Check the listing below for lines that hold "circuit". How many are there? Please give only the number.

======== INPUT RECORDS

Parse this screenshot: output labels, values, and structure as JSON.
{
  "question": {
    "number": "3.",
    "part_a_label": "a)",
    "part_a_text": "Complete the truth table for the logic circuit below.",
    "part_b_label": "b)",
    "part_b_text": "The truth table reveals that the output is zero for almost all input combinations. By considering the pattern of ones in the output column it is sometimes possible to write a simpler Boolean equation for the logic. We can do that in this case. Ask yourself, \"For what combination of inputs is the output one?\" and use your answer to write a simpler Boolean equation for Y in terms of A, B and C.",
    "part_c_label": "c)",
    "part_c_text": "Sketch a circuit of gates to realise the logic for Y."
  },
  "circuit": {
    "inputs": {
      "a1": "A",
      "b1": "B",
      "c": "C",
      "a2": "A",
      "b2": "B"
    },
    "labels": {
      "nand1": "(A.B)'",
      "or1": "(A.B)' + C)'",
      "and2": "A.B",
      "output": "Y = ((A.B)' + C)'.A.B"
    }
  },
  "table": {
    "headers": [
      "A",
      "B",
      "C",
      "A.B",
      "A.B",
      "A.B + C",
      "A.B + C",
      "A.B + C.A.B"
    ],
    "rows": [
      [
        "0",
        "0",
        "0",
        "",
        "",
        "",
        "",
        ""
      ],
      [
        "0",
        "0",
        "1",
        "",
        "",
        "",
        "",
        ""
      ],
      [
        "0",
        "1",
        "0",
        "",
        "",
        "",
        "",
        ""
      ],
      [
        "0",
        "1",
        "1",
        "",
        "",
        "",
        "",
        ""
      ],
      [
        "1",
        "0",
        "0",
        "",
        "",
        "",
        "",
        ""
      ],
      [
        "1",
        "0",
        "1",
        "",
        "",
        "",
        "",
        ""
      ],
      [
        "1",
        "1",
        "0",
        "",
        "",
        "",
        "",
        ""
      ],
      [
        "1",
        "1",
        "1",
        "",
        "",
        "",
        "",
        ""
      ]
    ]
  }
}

================

FULL SOLUTION:
3